**GIVEN EXERCISE:** Set down each line of the data below exactly as it stands, dropping the pictures.

[Records from a dataset]
## Begin

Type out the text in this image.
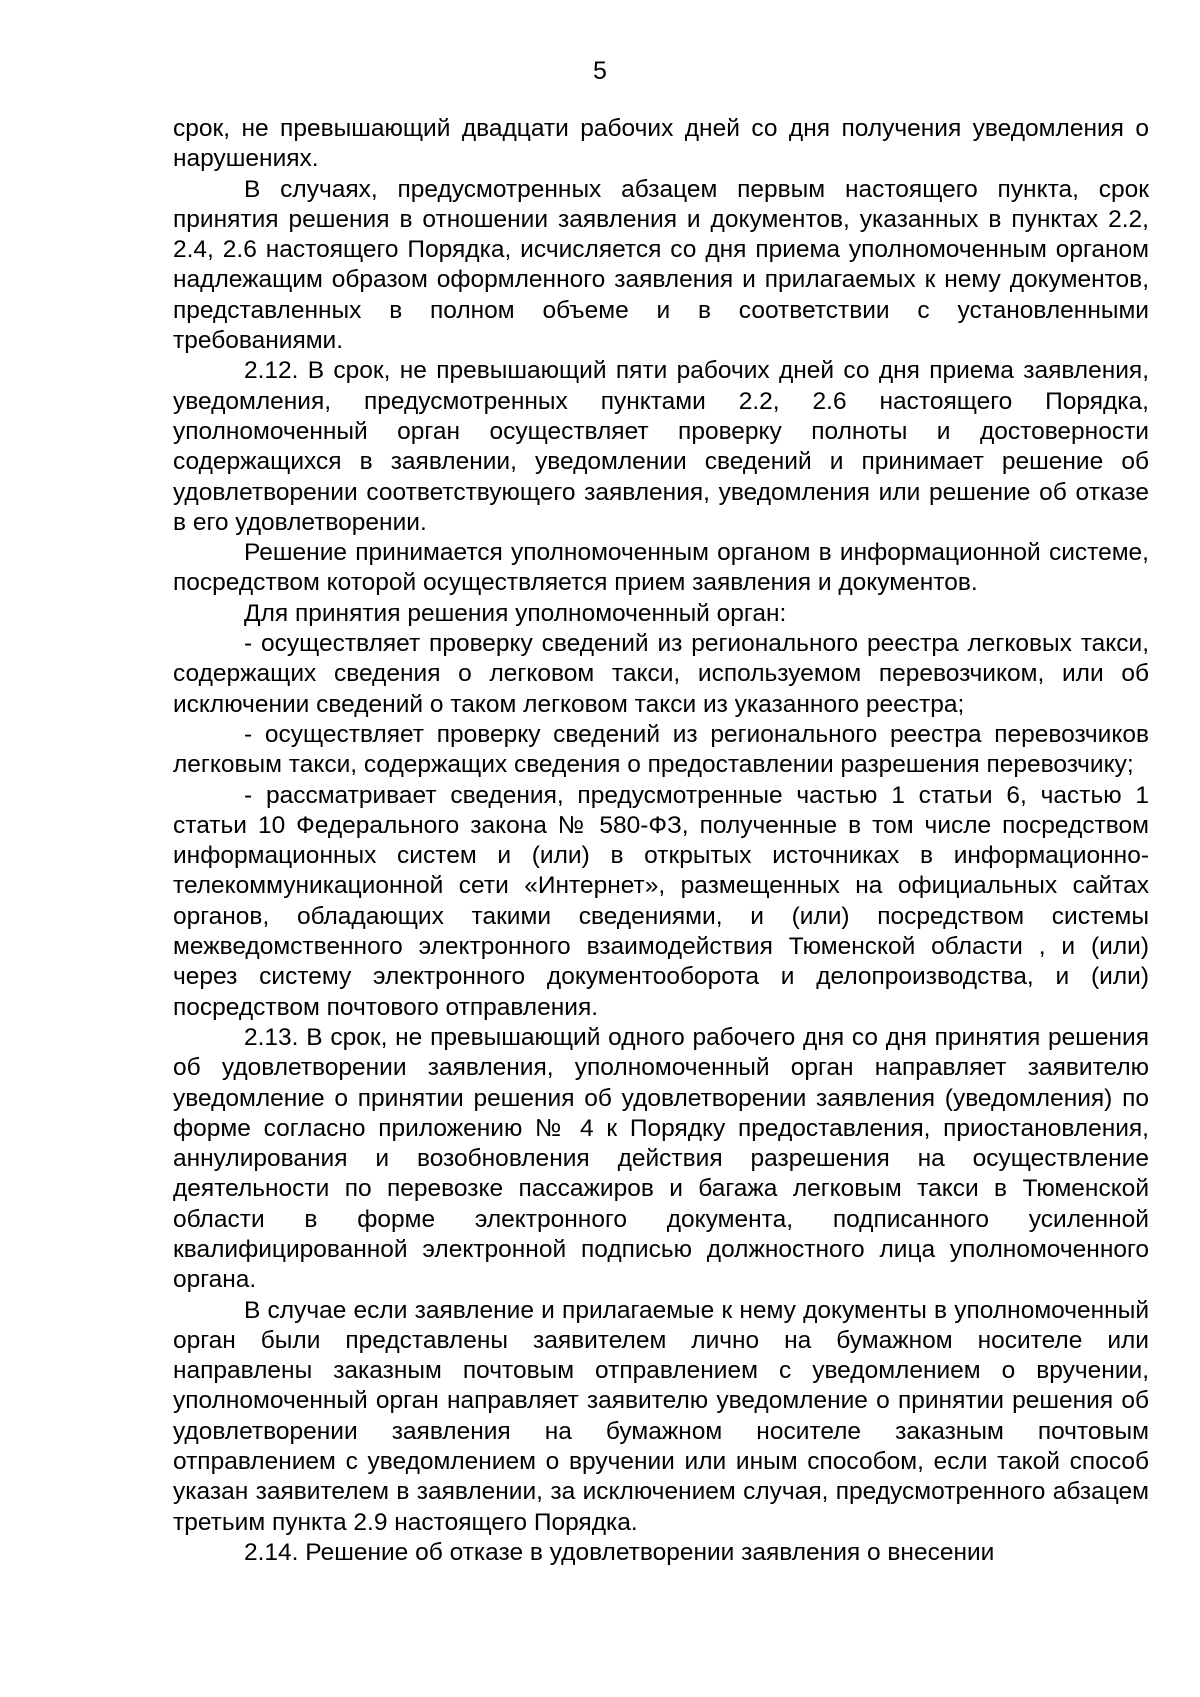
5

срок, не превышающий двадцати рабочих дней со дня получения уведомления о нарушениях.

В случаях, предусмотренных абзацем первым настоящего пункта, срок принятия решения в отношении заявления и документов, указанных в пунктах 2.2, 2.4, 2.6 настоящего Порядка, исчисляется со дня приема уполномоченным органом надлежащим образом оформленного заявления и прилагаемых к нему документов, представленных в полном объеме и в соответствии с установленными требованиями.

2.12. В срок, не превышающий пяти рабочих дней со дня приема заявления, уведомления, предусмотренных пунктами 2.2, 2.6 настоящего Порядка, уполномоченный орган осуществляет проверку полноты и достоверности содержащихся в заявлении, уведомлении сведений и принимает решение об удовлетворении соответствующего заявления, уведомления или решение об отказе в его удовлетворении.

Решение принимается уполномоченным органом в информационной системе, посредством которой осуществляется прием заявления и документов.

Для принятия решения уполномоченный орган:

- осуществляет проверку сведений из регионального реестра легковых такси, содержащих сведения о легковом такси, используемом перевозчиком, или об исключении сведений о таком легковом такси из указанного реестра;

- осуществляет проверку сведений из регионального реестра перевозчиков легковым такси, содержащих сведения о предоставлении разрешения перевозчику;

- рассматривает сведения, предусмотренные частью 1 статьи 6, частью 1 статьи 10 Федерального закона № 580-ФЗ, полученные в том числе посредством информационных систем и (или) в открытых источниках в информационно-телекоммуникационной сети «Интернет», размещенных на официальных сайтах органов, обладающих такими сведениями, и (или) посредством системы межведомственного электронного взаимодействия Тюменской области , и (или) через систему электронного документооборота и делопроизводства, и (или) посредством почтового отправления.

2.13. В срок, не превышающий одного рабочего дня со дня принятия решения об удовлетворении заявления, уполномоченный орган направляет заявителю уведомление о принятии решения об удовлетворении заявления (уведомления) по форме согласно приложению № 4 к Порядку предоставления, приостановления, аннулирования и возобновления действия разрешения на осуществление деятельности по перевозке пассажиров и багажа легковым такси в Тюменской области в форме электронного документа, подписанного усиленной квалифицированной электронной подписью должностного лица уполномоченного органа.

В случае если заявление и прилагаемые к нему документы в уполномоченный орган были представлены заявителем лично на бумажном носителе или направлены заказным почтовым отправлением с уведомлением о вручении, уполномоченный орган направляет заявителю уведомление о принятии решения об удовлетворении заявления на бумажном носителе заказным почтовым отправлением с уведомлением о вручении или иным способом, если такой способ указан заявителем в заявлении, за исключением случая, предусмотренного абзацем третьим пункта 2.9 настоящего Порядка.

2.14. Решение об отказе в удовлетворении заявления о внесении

## End

**IN RESPONSE:**
Type out the text in this image.
5

срок, не превышающий двадцати рабочих дней со дня получения уведомления о нарушениях.

В случаях, предусмотренных абзацем первым настоящего пункта, срок принятия решения в отношении заявления и документов, указанных в пунктах 2.2, 2.4, 2.6 настоящего Порядка, исчисляется со дня приема уполномоченным органом надлежащим образом оформленного заявления и прилагаемых к нему документов, представленных в полном объеме и в соответствии с установленными требованиями.

2.12. В срок, не превышающий пяти рабочих дней со дня приема заявления, уведомления, предусмотренных пунктами 2.2, 2.6 настоящего Порядка, уполномоченный орган осуществляет проверку полноты и достоверности содержащихся в заявлении, уведомлении сведений и принимает решение об удовлетворении соответствующего заявления, уведомления или решение об отказе в его удовлетворении.

Решение принимается уполномоченным органом в информационной системе, посредством которой осуществляется прием заявления и документов.

Для принятия решения уполномоченный орган:

- осуществляет проверку сведений из регионального реестра легковых такси, содержащих сведения о легковом такси, используемом перевозчиком, или об исключении сведений о таком легковом такси из указанного реестра;

- осуществляет проверку сведений из регионального реестра перевозчиков легковым такси, содержащих сведения о предоставлении разрешения перевозчику;

- рассматривает сведения, предусмотренные частью 1 статьи 6, частью 1 статьи 10 Федерального закона № 580-ФЗ, полученные в том числе посредством информационных систем и (или) в открытых источниках в информационно-телекоммуникационной сети «Интернет», размещенных на официальных сайтах органов, обладающих такими сведениями, и (или) посредством системы межведомственного электронного взаимодействия Тюменской области , и (или) через систему электронного документооборота и делопроизводства, и (или) посредством почтового отправления.

2.13. В срок, не превышающий одного рабочего дня со дня принятия решения об удовлетворении заявления, уполномоченный орган направляет заявителю уведомление о принятии решения об удовлетворении заявления (уведомления) по форме согласно приложению № 4 к Порядку предоставления, приостановления, аннулирования и возобновления действия разрешения на осуществление деятельности по перевозке пассажиров и багажа легковым такси в Тюменской области в форме электронного документа, подписанного усиленной квалифицированной электронной подписью должностного лица уполномоченного органа.

В случае если заявление и прилагаемые к нему документы в уполномоченный орган были представлены заявителем лично на бумажном носителе или направлены заказным почтовым отправлением с уведомлением о вручении, уполномоченный орган направляет заявителю уведомление о принятии решения об удовлетворении заявления на бумажном носителе заказным почтовым отправлением с уведомлением о вручении или иным способом, если такой способ указан заявителем в заявлении, за исключением случая, предусмотренного абзацем третьим пункта 2.9 настоящего Порядка.

2.14. Решение об отказе в удовлетворении заявления о внесении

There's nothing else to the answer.